Exercise instructions
The data follows this line. Copy verbatim the line with "Read this page and output its text content." and each line after it to the end.

Input for this task

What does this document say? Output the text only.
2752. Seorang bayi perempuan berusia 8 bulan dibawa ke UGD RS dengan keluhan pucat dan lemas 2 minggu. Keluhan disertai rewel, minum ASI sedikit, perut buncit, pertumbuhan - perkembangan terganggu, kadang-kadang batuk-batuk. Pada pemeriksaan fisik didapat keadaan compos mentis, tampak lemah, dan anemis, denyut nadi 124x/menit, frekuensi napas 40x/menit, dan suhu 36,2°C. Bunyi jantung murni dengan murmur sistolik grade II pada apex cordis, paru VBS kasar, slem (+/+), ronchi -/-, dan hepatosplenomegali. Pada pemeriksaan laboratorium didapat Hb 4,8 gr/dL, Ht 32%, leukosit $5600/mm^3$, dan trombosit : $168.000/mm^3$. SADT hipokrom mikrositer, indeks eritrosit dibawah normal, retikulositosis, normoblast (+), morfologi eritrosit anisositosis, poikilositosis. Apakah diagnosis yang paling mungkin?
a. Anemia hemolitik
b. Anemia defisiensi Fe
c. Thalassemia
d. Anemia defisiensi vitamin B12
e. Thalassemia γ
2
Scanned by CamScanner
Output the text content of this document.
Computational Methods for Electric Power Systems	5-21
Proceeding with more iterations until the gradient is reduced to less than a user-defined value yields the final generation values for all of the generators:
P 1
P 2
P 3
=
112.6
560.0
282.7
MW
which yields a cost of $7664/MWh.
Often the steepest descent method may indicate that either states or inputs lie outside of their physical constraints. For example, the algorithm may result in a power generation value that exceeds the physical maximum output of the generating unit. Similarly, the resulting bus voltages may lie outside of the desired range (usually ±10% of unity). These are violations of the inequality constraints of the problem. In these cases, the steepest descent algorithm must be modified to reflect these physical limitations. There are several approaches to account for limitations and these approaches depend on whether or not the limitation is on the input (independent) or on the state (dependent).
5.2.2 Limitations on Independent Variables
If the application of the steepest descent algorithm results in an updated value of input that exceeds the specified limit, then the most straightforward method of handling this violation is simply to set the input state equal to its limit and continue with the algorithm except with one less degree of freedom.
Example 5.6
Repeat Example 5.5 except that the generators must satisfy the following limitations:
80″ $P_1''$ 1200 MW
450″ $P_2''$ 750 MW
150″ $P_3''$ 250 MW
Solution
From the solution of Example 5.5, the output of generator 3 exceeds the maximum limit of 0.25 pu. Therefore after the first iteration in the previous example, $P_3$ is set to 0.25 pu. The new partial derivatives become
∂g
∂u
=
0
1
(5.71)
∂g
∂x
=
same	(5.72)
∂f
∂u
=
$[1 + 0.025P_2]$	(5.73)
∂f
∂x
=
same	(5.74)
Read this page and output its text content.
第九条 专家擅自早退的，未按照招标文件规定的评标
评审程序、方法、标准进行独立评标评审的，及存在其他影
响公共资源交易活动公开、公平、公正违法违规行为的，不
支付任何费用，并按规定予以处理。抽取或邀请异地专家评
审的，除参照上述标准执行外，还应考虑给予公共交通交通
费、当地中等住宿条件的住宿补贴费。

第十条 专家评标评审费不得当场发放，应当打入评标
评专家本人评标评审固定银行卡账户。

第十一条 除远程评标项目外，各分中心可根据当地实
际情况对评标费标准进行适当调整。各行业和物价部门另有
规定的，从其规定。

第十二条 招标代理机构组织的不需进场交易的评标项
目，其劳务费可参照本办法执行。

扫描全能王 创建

Expected answer
Read this page and output its text content.
第九条 专家擅自早退的，未按照招标文件规定的评标
评审程序、方法、标准进行独立评标评审的，及存在其他影
响公共资源交易活动公开、公平、公正违法违规行为的，不
支付任何费用，并按规定予以处理。抽取或邀请异地专家评
审的，除参照上述标准执行外，还应考虑给予公共交通交通
费、当地中等住宿条件的住宿补贴费。

第十条 专家评标评审费不得当场发放，应当打入评标
评专家本人评标评审固定银行卡账户。

第十一条 除远程评标项目外，各分中心可根据当地实
际情况对评标费标准进行适当调整。各行业和物价部门另有
规定的，从其规定。

第十二条 招标代理机构组织的不需进场交易的评标项
目，其劳务费可参照本办法执行。

扫描全能王 创建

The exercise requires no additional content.